Material provided >>
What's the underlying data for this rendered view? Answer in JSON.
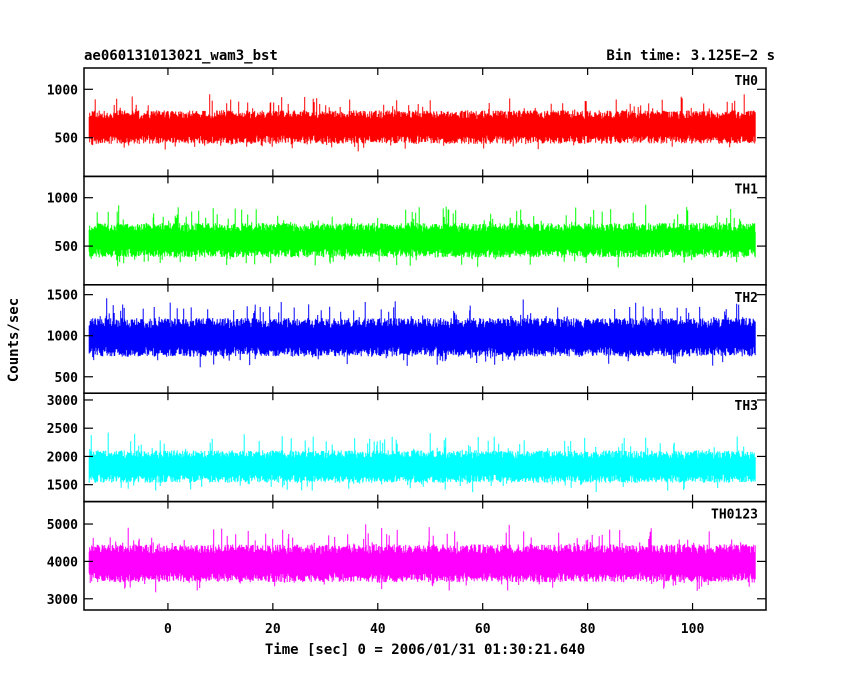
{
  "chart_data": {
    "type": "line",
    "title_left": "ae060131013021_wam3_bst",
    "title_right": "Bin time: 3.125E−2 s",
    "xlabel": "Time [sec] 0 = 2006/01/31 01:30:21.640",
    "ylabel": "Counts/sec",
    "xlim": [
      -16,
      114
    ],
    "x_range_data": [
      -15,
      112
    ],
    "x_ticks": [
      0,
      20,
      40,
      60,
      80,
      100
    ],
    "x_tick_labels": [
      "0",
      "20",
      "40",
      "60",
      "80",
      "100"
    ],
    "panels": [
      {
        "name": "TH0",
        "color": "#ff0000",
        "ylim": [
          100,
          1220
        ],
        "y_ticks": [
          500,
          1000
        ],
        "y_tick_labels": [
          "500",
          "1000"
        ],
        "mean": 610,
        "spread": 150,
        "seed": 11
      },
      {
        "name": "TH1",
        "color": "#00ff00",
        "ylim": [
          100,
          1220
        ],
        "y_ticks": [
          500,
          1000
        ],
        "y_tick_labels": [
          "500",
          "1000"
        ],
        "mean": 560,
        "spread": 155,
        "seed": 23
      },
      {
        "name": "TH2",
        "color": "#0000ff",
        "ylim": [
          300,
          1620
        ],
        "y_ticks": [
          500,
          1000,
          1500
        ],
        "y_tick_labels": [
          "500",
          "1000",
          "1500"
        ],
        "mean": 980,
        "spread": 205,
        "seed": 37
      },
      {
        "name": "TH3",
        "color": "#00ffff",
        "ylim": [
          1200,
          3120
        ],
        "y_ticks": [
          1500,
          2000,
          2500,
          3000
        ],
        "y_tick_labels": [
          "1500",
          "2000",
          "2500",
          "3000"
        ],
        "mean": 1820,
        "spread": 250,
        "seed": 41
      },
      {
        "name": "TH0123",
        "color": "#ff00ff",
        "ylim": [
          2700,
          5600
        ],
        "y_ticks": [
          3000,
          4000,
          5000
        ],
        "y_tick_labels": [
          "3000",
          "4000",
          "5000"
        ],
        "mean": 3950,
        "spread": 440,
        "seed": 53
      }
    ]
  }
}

* * *

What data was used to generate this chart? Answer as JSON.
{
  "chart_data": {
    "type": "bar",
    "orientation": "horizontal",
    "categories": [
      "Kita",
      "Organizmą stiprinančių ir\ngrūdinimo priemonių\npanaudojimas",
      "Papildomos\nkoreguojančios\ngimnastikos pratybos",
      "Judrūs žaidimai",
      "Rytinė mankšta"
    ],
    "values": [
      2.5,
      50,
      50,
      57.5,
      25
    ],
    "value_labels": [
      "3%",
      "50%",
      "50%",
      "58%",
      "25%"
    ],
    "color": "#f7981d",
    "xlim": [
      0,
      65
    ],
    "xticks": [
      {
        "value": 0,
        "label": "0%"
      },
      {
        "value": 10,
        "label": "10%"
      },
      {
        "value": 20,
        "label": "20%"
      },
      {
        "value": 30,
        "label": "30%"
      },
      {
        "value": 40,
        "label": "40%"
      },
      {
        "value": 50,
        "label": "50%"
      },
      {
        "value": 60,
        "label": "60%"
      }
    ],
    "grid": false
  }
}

Problem requirements >>
Copy every line of the records above that contains "mean".

Response to this exercise >>
        "mean": 610,
        "mean": 560,
        "mean": 980,
        "mean": 1820,
        "mean": 3950,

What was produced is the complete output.